[Data entries]
::::::::

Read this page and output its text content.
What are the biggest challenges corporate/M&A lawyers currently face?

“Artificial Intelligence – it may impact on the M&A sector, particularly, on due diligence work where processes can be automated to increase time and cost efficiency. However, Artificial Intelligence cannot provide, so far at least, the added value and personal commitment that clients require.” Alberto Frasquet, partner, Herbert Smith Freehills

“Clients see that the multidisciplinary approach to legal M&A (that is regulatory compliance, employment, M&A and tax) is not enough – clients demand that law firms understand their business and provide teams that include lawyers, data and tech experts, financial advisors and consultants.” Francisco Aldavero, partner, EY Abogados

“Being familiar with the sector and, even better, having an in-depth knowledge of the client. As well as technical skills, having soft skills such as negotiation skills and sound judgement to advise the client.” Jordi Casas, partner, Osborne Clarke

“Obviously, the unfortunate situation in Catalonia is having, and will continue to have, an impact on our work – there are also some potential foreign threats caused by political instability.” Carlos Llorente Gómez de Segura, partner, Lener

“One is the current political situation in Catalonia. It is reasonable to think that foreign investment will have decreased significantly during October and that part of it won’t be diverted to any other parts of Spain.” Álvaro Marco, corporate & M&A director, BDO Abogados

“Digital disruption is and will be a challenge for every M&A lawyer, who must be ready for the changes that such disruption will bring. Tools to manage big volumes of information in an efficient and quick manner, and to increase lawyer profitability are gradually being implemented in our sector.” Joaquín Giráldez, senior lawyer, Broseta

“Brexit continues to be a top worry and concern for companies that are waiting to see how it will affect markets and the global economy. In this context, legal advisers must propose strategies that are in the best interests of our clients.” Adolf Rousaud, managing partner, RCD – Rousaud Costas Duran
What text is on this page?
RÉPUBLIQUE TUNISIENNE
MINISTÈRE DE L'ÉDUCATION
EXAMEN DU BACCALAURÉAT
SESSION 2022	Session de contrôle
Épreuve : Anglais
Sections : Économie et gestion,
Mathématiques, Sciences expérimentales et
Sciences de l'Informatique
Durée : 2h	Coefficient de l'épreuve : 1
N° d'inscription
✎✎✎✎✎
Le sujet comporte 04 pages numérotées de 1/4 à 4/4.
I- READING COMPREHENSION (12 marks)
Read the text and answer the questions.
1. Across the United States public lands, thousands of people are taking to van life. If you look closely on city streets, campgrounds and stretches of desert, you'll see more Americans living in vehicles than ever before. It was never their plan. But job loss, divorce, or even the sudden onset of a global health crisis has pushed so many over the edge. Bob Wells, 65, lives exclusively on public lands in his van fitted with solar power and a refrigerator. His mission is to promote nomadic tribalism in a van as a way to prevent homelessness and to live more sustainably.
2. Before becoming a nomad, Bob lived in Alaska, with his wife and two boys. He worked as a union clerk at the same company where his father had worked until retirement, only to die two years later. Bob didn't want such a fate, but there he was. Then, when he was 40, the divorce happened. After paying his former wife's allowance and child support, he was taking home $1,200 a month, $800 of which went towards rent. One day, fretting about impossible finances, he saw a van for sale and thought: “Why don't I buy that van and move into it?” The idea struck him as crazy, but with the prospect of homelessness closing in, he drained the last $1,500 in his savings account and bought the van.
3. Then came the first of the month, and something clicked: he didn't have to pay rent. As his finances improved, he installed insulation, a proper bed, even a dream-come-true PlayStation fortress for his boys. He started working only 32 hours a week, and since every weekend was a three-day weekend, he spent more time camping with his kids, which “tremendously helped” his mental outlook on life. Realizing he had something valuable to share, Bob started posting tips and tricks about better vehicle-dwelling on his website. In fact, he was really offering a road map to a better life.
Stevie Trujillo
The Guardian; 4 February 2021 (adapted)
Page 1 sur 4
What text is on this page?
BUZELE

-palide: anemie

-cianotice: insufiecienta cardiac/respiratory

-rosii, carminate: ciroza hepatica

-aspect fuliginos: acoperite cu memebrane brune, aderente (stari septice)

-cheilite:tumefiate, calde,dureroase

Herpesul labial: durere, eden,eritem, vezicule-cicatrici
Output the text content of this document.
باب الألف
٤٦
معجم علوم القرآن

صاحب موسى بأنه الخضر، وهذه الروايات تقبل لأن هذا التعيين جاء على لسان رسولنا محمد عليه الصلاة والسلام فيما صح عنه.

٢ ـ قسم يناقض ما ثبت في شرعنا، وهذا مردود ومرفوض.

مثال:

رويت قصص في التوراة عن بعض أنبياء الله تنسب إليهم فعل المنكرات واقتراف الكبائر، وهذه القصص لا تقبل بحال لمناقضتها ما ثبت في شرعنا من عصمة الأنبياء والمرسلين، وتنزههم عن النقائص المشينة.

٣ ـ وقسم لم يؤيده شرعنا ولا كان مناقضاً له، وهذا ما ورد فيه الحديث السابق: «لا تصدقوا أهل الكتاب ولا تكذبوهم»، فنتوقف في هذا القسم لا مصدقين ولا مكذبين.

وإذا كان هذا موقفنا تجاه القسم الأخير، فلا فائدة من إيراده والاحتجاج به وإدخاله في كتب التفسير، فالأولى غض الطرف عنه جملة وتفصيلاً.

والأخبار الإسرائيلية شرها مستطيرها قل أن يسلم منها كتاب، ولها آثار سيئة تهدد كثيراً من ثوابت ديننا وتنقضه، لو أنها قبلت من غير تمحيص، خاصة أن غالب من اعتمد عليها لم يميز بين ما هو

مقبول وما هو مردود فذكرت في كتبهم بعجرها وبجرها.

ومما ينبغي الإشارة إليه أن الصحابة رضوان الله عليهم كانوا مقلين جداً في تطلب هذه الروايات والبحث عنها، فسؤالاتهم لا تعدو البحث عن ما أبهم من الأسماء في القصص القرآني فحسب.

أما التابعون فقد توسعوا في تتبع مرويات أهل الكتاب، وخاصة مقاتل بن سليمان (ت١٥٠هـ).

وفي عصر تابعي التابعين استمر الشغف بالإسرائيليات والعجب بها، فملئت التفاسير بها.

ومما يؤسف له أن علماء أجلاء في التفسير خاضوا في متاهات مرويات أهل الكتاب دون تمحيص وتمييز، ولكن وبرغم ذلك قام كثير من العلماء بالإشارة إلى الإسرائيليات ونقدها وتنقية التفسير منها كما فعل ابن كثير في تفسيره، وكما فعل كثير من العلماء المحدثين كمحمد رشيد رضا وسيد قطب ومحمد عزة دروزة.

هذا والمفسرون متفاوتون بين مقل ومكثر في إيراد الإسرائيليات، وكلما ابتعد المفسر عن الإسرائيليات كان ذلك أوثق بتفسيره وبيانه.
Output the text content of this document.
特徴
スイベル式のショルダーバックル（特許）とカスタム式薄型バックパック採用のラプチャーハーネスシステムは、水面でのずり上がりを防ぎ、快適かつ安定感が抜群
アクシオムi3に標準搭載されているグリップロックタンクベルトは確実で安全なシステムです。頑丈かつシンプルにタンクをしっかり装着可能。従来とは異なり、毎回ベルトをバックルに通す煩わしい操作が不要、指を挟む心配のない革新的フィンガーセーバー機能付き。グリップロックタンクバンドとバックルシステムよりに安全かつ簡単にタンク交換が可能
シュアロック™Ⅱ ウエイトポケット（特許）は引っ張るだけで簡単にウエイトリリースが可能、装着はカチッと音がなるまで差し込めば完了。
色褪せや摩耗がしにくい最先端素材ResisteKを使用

::::::::

[Problem requirements]
Reproduce every line above without error.

[Reply to the exercise]
Read this page and output its text content.
What are the biggest challenges corporate/M&A lawyers currently face?

“Artificial Intelligence – it may impact on the M&A sector, particularly, on due diligence work where processes can be automated to increase time and cost efficiency. However, Artificial Intelligence cannot provide, so far at least, the added value and personal commitment that clients require.” Alberto Frasquet, partner, Herbert Smith Freehills

“Clients see that the multidisciplinary approach to legal M&A (that is regulatory compliance, employment, M&A and tax) is not enough – clients demand that law firms understand their business and provide teams that include lawyers, data and tech experts, financial advisors and consultants.” Francisco Aldavero, partner, EY Abogados

“Being familiar with the sector and, even better, having an in-depth knowledge of the client. As well as technical skills, having soft skills such as negotiation skills and sound judgement to advise the client.” Jordi Casas, partner, Osborne Clarke

“Obviously, the unfortunate situation in Catalonia is having, and will continue to have, an impact on our work – there are also some potential foreign threats caused by political instability.” Carlos Llorente Gómez de Segura, partner, Lener

“One is the current political situation in Catalonia. It is reasonable to think that foreign investment will have decreased significantly during October and that part of it won’t be diverted to any other parts of Spain.” Álvaro Marco, corporate & M&A director, BDO Abogados

“Digital disruption is and will be a challenge for every M&A lawyer, who must be ready for the changes that such disruption will bring. Tools to manage big volumes of information in an efficient and quick manner, and to increase lawyer profitability are gradually being implemented in our sector.” Joaquín Giráldez, senior lawyer, Broseta

“Brexit continues to be a top worry and concern for companies that are waiting to see how it will affect markets and the global economy. In this context, legal advisers must propose strategies that are in the best interests of our clients.” Adolf Rousaud, managing partner, RCD – Rousaud Costas Duran
What text is on this page?
RÉPUBLIQUE TUNISIENNE
MINISTÈRE DE L'ÉDUCATION
EXAMEN DU BACCALAURÉAT
SESSION 2022	Session de contrôle
Épreuve : Anglais
Sections : Économie et gestion,
Mathématiques, Sciences expérimentales et
Sciences de l'Informatique
Durée : 2h	Coefficient de l'épreuve : 1
N° d'inscription
✎✎✎✎✎
Le sujet comporte 04 pages numérotées de 1/4 à 4/4.
I- READING COMPREHENSION (12 marks)
Read the text and answer the questions.
1. Across the United States public lands, thousands of people are taking to van life. If you look closely on city streets, campgrounds and stretches of desert, you'll see more Americans living in vehicles than ever before. It was never their plan. But job loss, divorce, or even the sudden onset of a global health crisis has pushed so many over the edge. Bob Wells, 65, lives exclusively on public lands in his van fitted with solar power and a refrigerator. His mission is to promote nomadic tribalism in a van as a way to prevent homelessness and to live more sustainably.
2. Before becoming a nomad, Bob lived in Alaska, with his wife and two boys. He worked as a union clerk at the same company where his father had worked until retirement, only to die two years later. Bob didn't want such a fate, but there he was. Then, when he was 40, the divorce happened. After paying his former wife's allowance and child support, he was taking home $1,200 a month, $800 of which went towards rent. One day, fretting about impossible finances, he saw a van for sale and thought: “Why don't I buy that van and move into it?” The idea struck him as crazy, but with the prospect of homelessness closing in, he drained the last $1,500 in his savings account and bought the van.
3. Then came the first of the month, and something clicked: he didn't have to pay rent. As his finances improved, he installed insulation, a proper bed, even a dream-come-true PlayStation fortress for his boys. He started working only 32 hours a week, and since every weekend was a three-day weekend, he spent more time camping with his kids, which “tremendously helped” his mental outlook on life. Realizing he had something valuable to share, Bob started posting tips and tricks about better vehicle-dwelling on his website. In fact, he was really offering a road map to a better life.
Stevie Trujillo
The Guardian; 4 February 2021 (adapted)
Page 1 sur 4
What text is on this page?
BUZELE

-palide: anemie

-cianotice: insufiecienta cardiac/respiratory

-rosii, carminate: ciroza hepatica

-aspect fuliginos: acoperite cu memebrane brune, aderente (stari septice)

-cheilite:tumefiate, calde,dureroase

Herpesul labial: durere, eden,eritem, vezicule-cicatrici
Output the text content of this document.
باب الألف
٤٦
معجم علوم القرآن

صاحب موسى بأنه الخضر، وهذه الروايات تقبل لأن هذا التعيين جاء على لسان رسولنا محمد عليه الصلاة والسلام فيما صح عنه.

٢ ـ قسم يناقض ما ثبت في شرعنا، وهذا مردود ومرفوض.

مثال:

رويت قصص في التوراة عن بعض أنبياء الله تنسب إليهم فعل المنكرات واقتراف الكبائر، وهذه القصص لا تقبل بحال لمناقضتها ما ثبت في شرعنا من عصمة الأنبياء والمرسلين، وتنزههم عن النقائص المشينة.

٣ ـ وقسم لم يؤيده شرعنا ولا كان مناقضاً له، وهذا ما ورد فيه الحديث السابق: «لا تصدقوا أهل الكتاب ولا تكذبوهم»، فنتوقف في هذا القسم لا مصدقين ولا مكذبين.

وإذا كان هذا موقفنا تجاه القسم الأخير، فلا فائدة من إيراده والاحتجاج به وإدخاله في كتب التفسير، فالأولى غض الطرف عنه جملة وتفصيلاً.

والأخبار الإسرائيلية شرها مستطيرها قل أن يسلم منها كتاب، ولها آثار سيئة تهدد كثيراً من ثوابت ديننا وتنقضه، لو أنها قبلت من غير تمحيص، خاصة أن غالب من اعتمد عليها لم يميز بين ما هو

مقبول وما هو مردود فذكرت في كتبهم بعجرها وبجرها.

ومما ينبغي الإشارة إليه أن الصحابة رضوان الله عليهم كانوا مقلين جداً في تطلب هذه الروايات والبحث عنها، فسؤالاتهم لا تعدو البحث عن ما أبهم من الأسماء في القصص القرآني فحسب.

أما التابعون فقد توسعوا في تتبع مرويات أهل الكتاب، وخاصة مقاتل بن سليمان (ت١٥٠هـ).

وفي عصر تابعي التابعين استمر الشغف بالإسرائيليات والعجب بها، فملئت التفاسير بها.

ومما يؤسف له أن علماء أجلاء في التفسير خاضوا في متاهات مرويات أهل الكتاب دون تمحيص وتمييز، ولكن وبرغم ذلك قام كثير من العلماء بالإشارة إلى الإسرائيليات ونقدها وتنقية التفسير منها كما فعل ابن كثير في تفسيره، وكما فعل كثير من العلماء المحدثين كمحمد رشيد رضا وسيد قطب ومحمد عزة دروزة.

هذا والمفسرون متفاوتون بين مقل ومكثر في إيراد الإسرائيليات، وكلما ابتعد المفسر عن الإسرائيليات كان ذلك أوثق بتفسيره وبيانه.
Output the text content of this document.
特徴
スイベル式のショルダーバックル（特許）とカスタム式薄型バックパック採用のラプチャーハーネスシステムは、水面でのずり上がりを防ぎ、快適かつ安定感が抜群
アクシオムi3に標準搭載されているグリップロックタンクベルトは確実で安全なシステムです。頑丈かつシンプルにタンクをしっかり装着可能。従来とは異なり、毎回ベルトをバックルに通す煩わしい操作が不要、指を挟む心配のない革新的フィンガーセーバー機能付き。グリップロックタンクバンドとバックルシステムよりに安全かつ簡単にタンク交換が可能
シュアロック™Ⅱ ウエイトポケット（特許）は引っ張るだけで簡単にウエイトリリースが可能、装着はカチッと音がなるまで差し込めば完了。
色褪せや摩耗がしにくい最先端素材ResisteKを使用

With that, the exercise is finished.